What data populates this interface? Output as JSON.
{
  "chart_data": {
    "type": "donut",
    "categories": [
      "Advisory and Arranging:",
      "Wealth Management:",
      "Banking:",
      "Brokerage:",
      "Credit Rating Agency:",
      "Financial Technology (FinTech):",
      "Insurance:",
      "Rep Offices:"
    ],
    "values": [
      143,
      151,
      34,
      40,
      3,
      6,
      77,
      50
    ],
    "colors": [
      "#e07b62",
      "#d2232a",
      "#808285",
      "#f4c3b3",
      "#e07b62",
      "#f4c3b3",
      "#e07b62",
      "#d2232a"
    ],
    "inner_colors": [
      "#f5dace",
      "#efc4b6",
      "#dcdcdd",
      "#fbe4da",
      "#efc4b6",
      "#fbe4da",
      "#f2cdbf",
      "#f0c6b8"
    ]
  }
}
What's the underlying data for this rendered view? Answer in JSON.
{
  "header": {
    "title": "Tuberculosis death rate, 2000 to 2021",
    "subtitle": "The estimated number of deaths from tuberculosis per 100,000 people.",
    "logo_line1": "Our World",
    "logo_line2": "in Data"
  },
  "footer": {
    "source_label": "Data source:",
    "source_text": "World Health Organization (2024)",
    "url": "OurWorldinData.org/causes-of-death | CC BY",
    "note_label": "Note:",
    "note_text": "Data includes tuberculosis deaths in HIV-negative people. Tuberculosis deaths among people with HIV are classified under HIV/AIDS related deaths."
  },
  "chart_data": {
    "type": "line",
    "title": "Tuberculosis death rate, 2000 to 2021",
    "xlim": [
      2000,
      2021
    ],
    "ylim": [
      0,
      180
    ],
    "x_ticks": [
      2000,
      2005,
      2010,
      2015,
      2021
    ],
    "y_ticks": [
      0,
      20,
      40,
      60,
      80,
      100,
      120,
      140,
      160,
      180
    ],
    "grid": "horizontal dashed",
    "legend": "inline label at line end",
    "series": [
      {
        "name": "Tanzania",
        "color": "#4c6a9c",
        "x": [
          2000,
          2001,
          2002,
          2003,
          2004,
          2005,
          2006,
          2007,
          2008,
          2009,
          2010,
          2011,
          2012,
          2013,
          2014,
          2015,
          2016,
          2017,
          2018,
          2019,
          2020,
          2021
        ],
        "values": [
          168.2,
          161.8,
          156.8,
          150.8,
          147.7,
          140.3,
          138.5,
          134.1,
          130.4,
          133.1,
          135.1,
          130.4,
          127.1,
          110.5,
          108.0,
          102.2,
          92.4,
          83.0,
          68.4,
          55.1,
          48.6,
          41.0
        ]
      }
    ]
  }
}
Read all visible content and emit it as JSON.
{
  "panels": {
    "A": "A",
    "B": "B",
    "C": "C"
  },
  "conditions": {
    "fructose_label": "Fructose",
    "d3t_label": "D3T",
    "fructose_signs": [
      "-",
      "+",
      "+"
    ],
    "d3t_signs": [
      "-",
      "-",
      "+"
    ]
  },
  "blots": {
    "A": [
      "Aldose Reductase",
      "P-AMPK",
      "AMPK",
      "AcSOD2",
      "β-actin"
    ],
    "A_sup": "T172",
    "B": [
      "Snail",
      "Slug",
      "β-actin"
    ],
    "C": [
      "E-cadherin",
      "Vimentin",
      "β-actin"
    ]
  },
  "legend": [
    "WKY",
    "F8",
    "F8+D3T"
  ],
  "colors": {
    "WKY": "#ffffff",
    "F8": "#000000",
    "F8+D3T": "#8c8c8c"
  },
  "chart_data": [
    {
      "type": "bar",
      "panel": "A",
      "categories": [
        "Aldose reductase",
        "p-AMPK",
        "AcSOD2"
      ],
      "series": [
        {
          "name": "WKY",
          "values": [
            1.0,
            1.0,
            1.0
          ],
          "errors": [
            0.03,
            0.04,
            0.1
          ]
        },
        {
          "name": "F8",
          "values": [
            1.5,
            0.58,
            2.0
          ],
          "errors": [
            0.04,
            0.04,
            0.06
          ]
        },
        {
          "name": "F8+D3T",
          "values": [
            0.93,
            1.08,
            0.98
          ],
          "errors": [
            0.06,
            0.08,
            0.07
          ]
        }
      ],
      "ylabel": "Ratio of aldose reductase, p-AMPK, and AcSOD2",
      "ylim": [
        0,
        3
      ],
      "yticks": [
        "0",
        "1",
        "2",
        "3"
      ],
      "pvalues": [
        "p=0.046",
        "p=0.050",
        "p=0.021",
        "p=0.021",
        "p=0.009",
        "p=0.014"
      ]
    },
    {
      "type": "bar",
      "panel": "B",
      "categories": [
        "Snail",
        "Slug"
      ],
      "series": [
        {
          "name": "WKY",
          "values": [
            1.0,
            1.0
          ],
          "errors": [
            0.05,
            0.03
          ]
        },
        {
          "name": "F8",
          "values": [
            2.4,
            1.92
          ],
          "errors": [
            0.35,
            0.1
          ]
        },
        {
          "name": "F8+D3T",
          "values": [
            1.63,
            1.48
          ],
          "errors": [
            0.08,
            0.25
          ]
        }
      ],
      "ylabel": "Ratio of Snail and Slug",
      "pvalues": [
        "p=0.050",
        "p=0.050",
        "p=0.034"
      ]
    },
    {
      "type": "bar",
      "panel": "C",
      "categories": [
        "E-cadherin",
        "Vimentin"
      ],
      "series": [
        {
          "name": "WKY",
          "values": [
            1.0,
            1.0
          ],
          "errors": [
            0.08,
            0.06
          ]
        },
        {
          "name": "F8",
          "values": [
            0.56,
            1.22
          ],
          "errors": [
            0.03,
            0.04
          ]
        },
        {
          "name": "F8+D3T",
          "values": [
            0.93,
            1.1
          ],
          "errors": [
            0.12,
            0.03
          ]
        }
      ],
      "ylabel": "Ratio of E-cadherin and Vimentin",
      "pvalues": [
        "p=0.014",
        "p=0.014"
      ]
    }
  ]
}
******
▸ Required task
Gather each line in these records that contains the string "JSON".

▸ Finished exercise
What data populates this interface? Output as JSON.
What's the underlying data for this rendered view? Answer in JSON.
Read all visible content and emit it as JSON.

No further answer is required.